═══ Exercise inputs ═══

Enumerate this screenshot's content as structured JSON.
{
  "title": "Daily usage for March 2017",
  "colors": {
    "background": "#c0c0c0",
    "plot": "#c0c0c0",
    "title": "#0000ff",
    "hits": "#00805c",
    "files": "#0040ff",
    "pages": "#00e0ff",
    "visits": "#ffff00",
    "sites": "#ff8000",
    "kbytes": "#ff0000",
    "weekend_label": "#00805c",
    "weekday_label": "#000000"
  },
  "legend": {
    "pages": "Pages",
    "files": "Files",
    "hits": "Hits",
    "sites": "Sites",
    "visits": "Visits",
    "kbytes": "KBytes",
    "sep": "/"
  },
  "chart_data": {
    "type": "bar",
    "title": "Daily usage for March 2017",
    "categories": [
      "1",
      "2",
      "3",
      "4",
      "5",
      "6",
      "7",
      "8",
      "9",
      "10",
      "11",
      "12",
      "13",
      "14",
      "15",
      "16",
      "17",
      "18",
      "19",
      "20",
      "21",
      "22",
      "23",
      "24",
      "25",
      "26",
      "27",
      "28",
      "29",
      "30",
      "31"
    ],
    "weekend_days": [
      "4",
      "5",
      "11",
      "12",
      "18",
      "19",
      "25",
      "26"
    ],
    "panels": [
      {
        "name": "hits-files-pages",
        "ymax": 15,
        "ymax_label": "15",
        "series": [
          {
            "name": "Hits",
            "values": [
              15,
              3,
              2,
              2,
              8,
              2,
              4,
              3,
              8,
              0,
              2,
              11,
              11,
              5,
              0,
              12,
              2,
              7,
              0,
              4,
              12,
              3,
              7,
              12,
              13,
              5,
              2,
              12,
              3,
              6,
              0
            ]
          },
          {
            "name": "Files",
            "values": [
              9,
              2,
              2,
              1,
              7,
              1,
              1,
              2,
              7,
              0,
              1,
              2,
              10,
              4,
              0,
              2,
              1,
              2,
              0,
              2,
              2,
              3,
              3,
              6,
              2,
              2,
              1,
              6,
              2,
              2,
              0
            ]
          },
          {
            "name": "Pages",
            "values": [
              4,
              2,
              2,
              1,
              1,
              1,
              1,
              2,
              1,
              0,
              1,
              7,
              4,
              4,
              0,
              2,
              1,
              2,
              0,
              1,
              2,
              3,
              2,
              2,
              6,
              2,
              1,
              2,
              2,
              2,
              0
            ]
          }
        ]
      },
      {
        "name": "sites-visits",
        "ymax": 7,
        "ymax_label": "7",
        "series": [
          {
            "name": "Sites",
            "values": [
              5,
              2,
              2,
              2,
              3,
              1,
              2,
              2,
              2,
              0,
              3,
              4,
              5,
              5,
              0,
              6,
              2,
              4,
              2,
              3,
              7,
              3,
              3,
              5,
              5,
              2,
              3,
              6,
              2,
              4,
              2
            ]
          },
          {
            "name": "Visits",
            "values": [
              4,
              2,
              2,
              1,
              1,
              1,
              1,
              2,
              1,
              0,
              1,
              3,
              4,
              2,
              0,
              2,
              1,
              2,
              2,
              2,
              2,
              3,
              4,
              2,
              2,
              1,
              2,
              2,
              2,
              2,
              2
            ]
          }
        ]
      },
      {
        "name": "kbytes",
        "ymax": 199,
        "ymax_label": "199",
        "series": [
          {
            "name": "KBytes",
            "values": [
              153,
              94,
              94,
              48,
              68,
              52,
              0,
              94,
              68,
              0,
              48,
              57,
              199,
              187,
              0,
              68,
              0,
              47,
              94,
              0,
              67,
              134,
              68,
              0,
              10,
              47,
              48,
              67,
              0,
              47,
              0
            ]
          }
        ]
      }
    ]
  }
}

═══

§ **Stated goal**:
Show each line in the entries that holds the string "March".

§ **Expected output**:
  "title": "Daily usage for March 2017",
    "title": "Daily usage for March 2017",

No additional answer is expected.